Collected data entries:
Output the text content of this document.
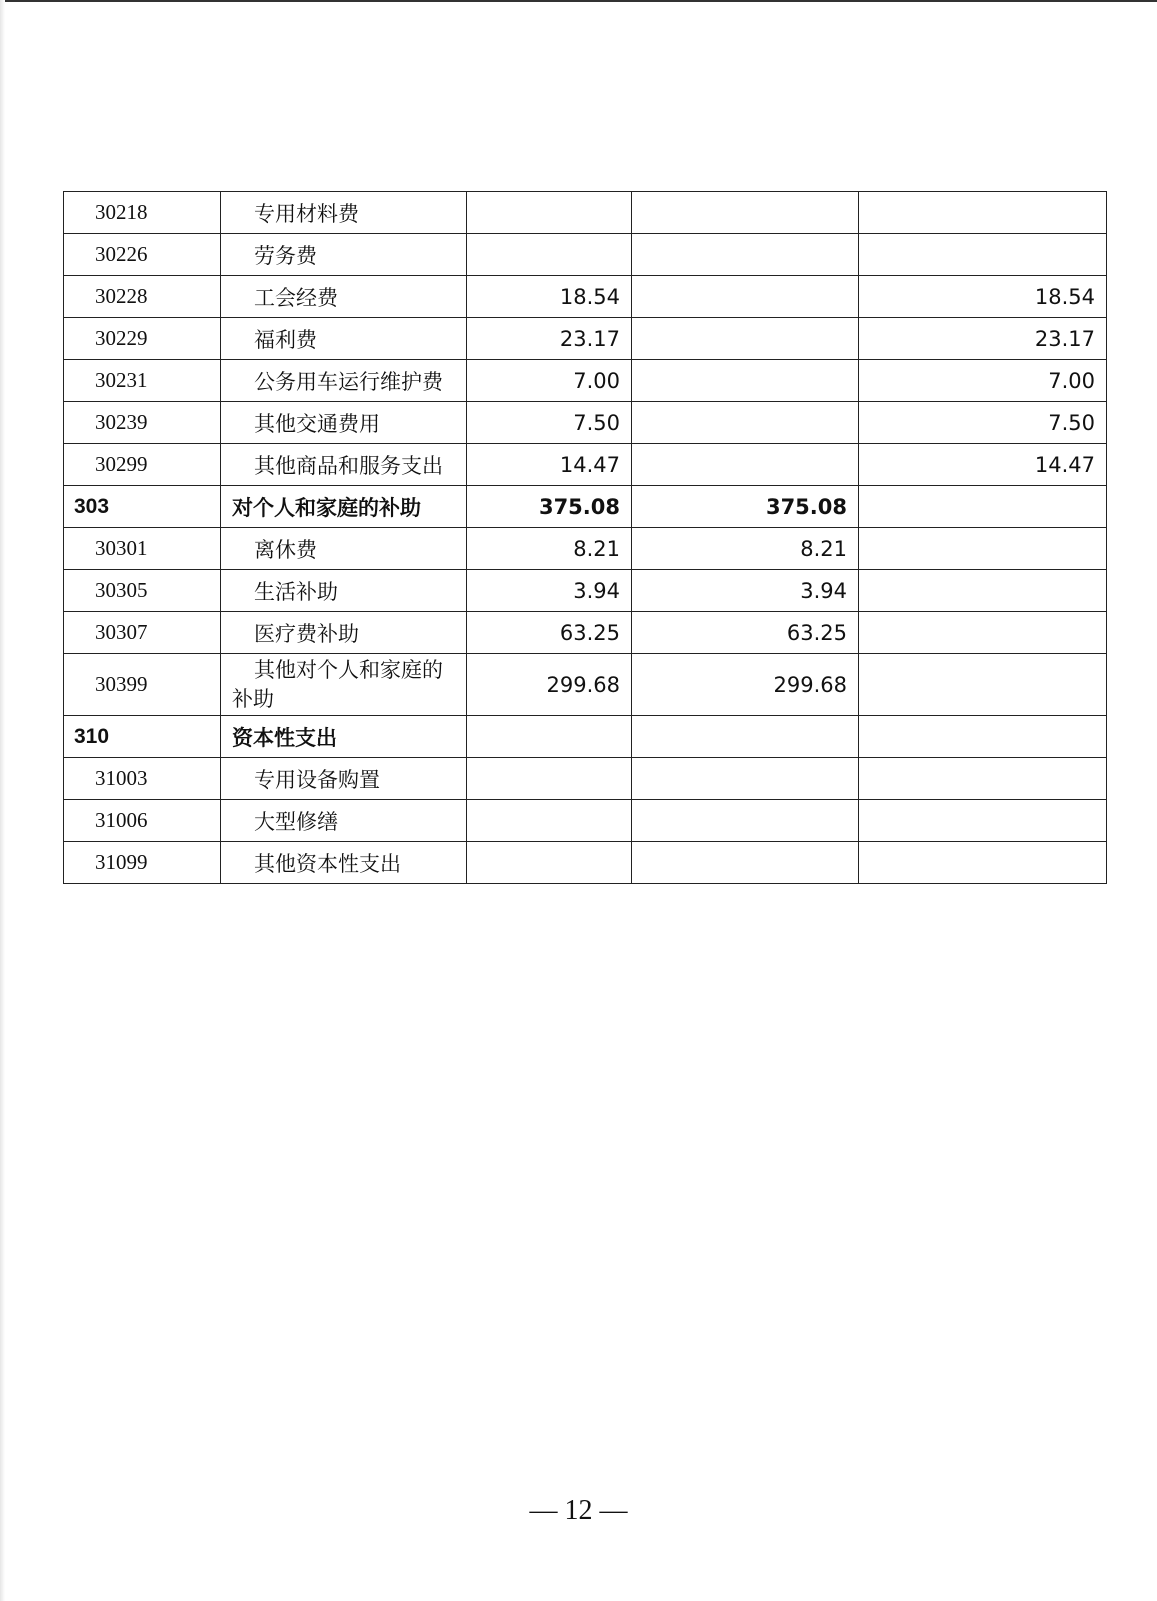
30218	专用材料费			
30226	劳务费			
30228	工会经费	18.54		18.54
30229	福利费	23.17		23.17
30231	公务用车运行维护费	7.00		7.00
30239	其他交通费用	7.50		7.50
30299	其他商品和服务支出	14.47		14.47
303	对个人和家庭的补助	375.08	375.08	
30301	离休费	8.21	8.21	
30305	生活补助	3.94	3.94	
30307	医疗费补助	63.25	63.25	
30399	其他对个人和家庭的
补助	299.68	299.68	
310	资本性支出			
31003	专用设备购置			
31006	大型修缮			
31099	其他资本性支出			
— 12 —
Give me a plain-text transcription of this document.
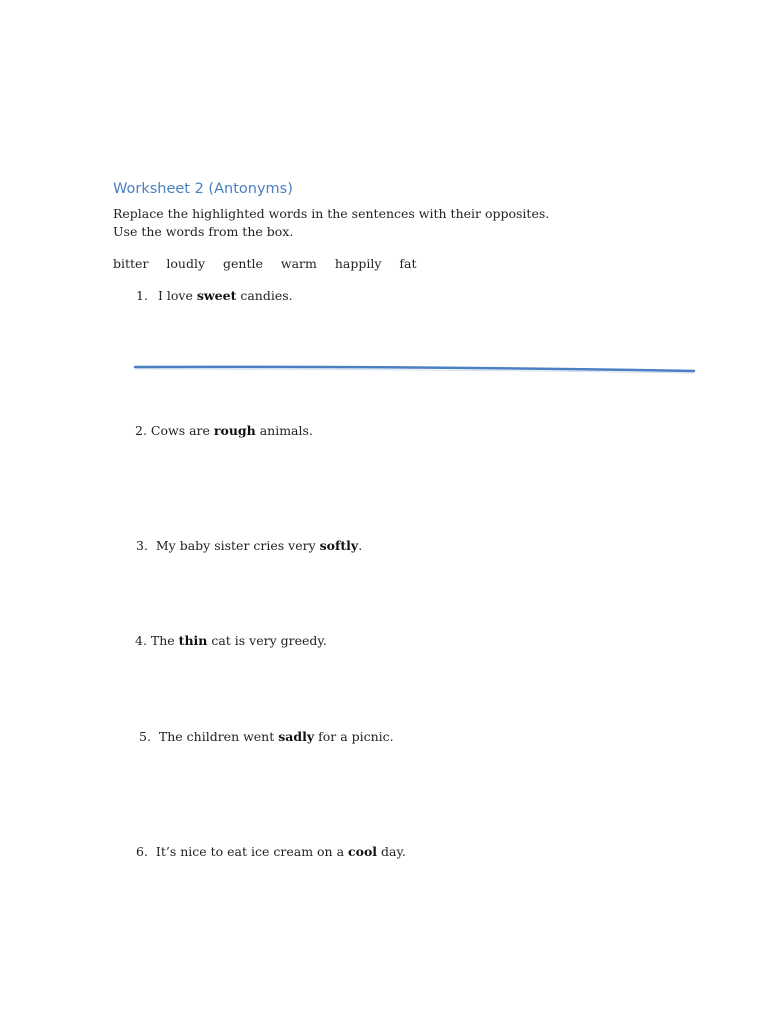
Worksheet 2 (Antonyms)
Replace the highlighted words in the sentences with their opposites.
Use the words from the box.
bitter loudly gentle warm happily fat
1. I love sweet candies.
2. Cows are rough animals.
3.  My baby sister cries very softly.
4. The thin cat is very greedy.
5.  The children went sadly for a picnic.
6.  It’s nice to eat ice cream on a cool day.
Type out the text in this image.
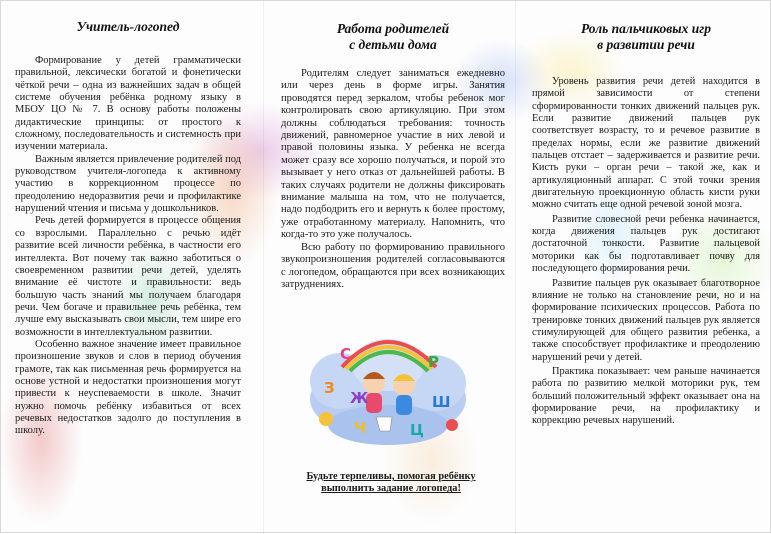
Учитель-логопед

Формирование у детей грамматически правильной, лексически богатой и фонетически чёткой речи – одна из важнейших задач в общей системе обучения ребёнка родному языку в МБОУ ЦО № 7. В основу работы положены дидактические принципы: от простого к сложному, последовательность и системность при изучении материала.

Важным является привлечение родителей под руководством учителя-логопеда к активному участию в коррекционном процессе по преодолению недоразвития речи и профилактике нарушений чтения и письма у дошкольников.

Речь детей формируется в процессе общения со взрослыми. Параллельно с речью идёт развитие всей личности ребёнка, в частности его интеллекта. Вот почему так важно заботиться о своевременном развитии речи детей, уделять внимание её чистоте и правильности: ведь большую часть знаний мы получаем благодаря речи. Чем богаче и правильнее речь ребёнка, тем лучше ему высказывать свои мысли, тем шире его возможности в интеллектуальном развитии.

Особенно важное значение имеет правильное произношение звуков и слов в период обучения грамоте, так как письменная речь формируется на основе устной и недостатки произношения могут привести к неуспеваемости в школе. Значит нужно помочь ребёнку избавиться от всех речевых недостатков задолго до поступления в школу.

Работа родителей
с детьми дома

Родителям следует заниматься ежедневно или через день в форме игры. Занятия проводятся перед зеркалом, чтобы ребенок мог контролировать свою артикуляцию. При этом должны соблюдаться требования: точность движений, равномерное участие в них левой и правой половины языка. У ребенка не всегда может сразу все хорошо получаться, и порой это вызывает у него отказ от дальнейшей работы. В таких случаях родители не должны фиксировать внимание малыша на том, что не получается, надо подбодрить его и вернуть к более простому, уже отработанному материалу. Напомнить, что когда-то это уже получалось.

Всю работу по формированию правильного звукопроизношения родителей согласовываются с логопедом, обращаются при всех возникающих затруднениях.

С	Р
З
Ж	Ш
Ч	Ц
Будьте терпеливы, помогая ребёнку
выполнить задание логопеда!
Роль пальчиковых игр
в развитии речи

Уровень развития речи детей находится в прямой зависимости от степени сформированности тонких движений пальцев рук. Если развитие движений пальцев рук соответствует возрасту, то и речевое развитие в пределах нормы, если же развитие движений пальцев отстает – задерживается и развитие речи. Кисть руки – орган речи – такой же, как и артикуляционный аппарат. С этой точки зрения двигательную проекционную область кисти руки можно считать еще одной речевой зоной мозга.

Развитие словесной речи ребенка начинается, когда движения пальцев рук достигают достаточной тонкости. Развитие пальцевой моторики как бы подготавливает почву для последующего формирования речи.

Развитие пальцев рук оказывает благотворное влияние не только на становление речи, но и на формирование психических процессов. Работа по тренировке тонких движений пальцев рук является стимулирующей для общего развития ребенка, а также способствует профилактике и преодолению нарушений речи у детей.

Практика показывает: чем раньше начинается работа по развитию мелкой моторики рук, тем больший положительный эффект оказывает она на формирование речи, на профилактику и коррекцию речевых нарушений.
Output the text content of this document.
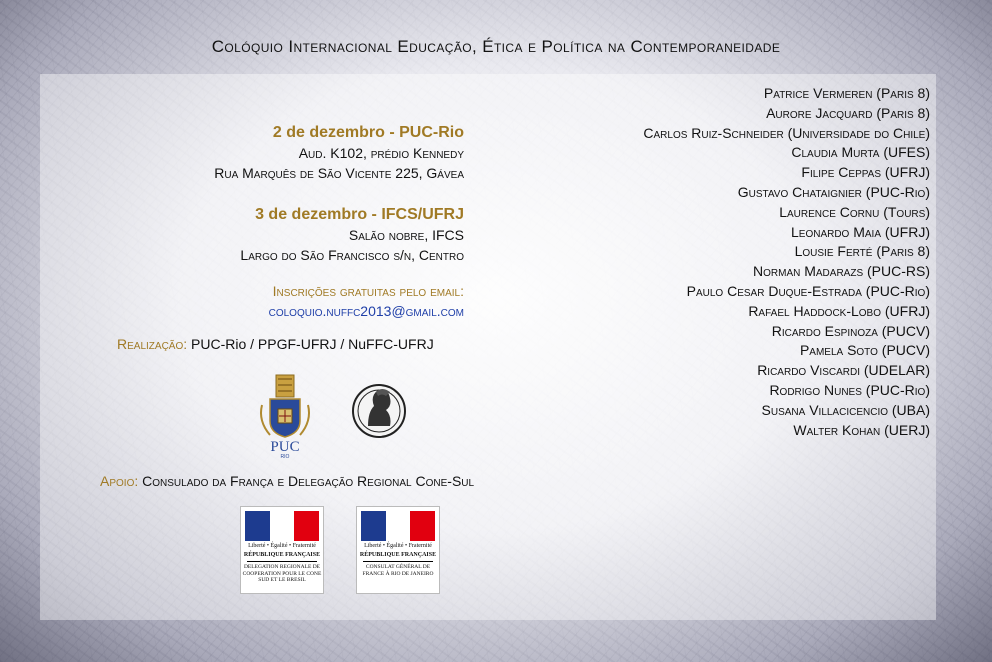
Colóquio Internacional Educação, Ética e Política na Contemporaneidade
2 de dezembro - PUC-Rio
Aud. K102, prédio Kennedy
Rua Marquês de São Vicente 225, Gávea
3 de dezembro - IFCS/UFRJ
Salão nobre, IFCS
Largo do São Francisco s/n, Centro
Inscrições gratuitas pelo email:
coloquio.nuffc2013@gmail.com
Realização: PUC-Rio / PPGF-UFRJ / NuFFC-UFRJ
PUC
RIO
Apoio: Consulado da França e Delegação Regional Cone-Sul
Liberté • Égalité • Fraternité
RÉPUBLIQUE FRANÇAISE
DELEGATION REGIONALE DE COOPERATION POUR LE CONE SUD ET LE BRESIL
Liberté • Égalité • Fraternité
RÉPUBLIQUE FRANÇAISE
CONSULAT GÉNÉRAL DE FRANCE À RIO DE JANEIRO
Patrice Vermeren (Paris 8)
Aurore Jacquard (Paris 8)
Carlos Ruiz-Schneider (Universidade do Chile)
Claudia Murta (UFES)
Filipe Ceppas (UFRJ)
Gustavo Chataignier (PUC-Rio)
Laurence Cornu (Tours)
Leonardo Maia (UFRJ)
Lousie Ferté (Paris 8)
Norman Madarazs (PUC-RS)
Paulo Cesar Duque-Estrada (PUC-Rio)
Rafael Haddock-Lobo (UFRJ)
Ricardo Espinoza (PUCV)
Pamela Soto (PUCV)
Ricardo Viscardi (UDELAR)
Rodrigo Nunes (PUC-Rio)
Susana Villacicencio (UBA)
Walter Kohan (UERJ)
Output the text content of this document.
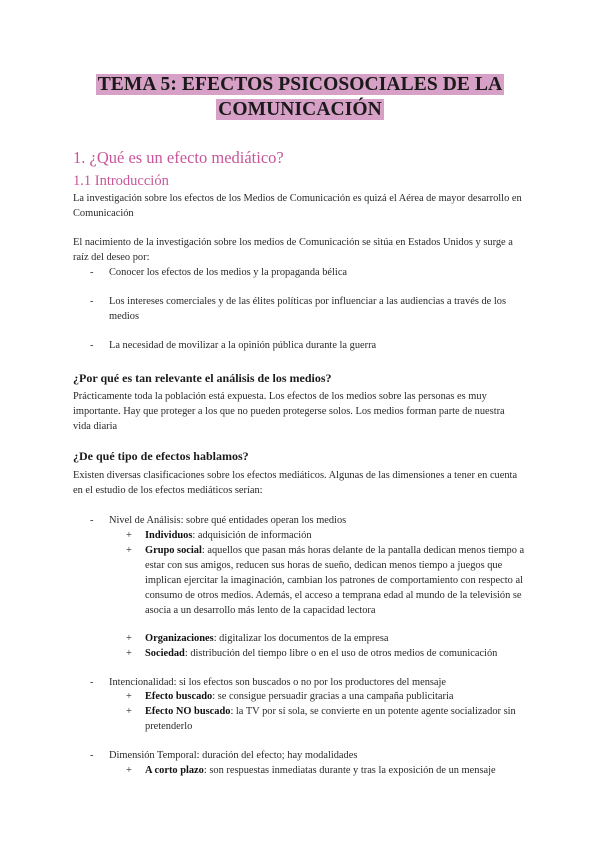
TEMA 5: EFECTOS PSICOSOCIALES DE LA
COMUNICACIÓN
1. ¿Qué es un efecto mediático?
1.1 Introducción
La investigación sobre los efectos de los Medios de Comunicación es quizá el Aérea de mayor desarrollo en Comunicación
El nacimiento de la investigación sobre los medios de Comunicación se sitúa en Estados Unidos y surge a raíz del deseo por:
- Conocer los efectos de los medios y la propaganda bélica
- Los intereses comerciales y de las élites políticas por influenciar a las audiencias a través de los medios
- La necesidad de movilizar a la opinión pública durante la guerra
¿Por qué es tan relevante el análisis de los medios?
Prácticamente toda la población está expuesta. Los efectos de los medios sobre las personas es muy importante. Hay que proteger a los que no pueden protegerse solos. Los medios forman parte de nuestra vida diaria
¿De qué tipo de efectos hablamos?
Existen diversas clasificaciones sobre los efectos mediáticos. Algunas de las dimensiones a tener en cuenta en el estudio de los efectos mediáticos serían:
- Nivel de Análisis: sobre qué entidades operan los medios
+ Individuos: adquisición de información
+ Grupo social: aquellos que pasan más horas delante de la pantalla dedican menos tiempo a estar con sus amigos, reducen sus horas de sueño, dedican menos tiempo a juegos que implican ejercitar la imaginación, cambian los patrones de comportamiento con respecto al consumo de otros medios. Además, el acceso a temprana edad al mundo de la televisión se asocia a un desarrollo más lento de la capacidad lectora
+ Organizaciones: digitalizar los documentos de la empresa
+ Sociedad: distribución del tiempo libre o en el uso de otros medios de comunicación
- Intencionalidad: si los efectos son buscados o no por los productores del mensaje
+ Efecto buscado: se consigue persuadir gracias a una campaña publicitaria
+ Efecto NO buscado: la TV por sí sola, se convierte en un potente agente socializador sin pretenderlo
- Dimensión Temporal: duración del efecto; hay modalidades
+ A corto plazo: son respuestas inmediatas durante y tras la exposición de un mensaje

- [Job] Identify the lines in the entries above that contain "mensaje", then copy them out.

- [Written solution]
- Intencionalidad: si los efectos son buscados o no por los productores del mensaje
+ A corto plazo: son respuestas inmediatas durante y tras la exposición de un mensaje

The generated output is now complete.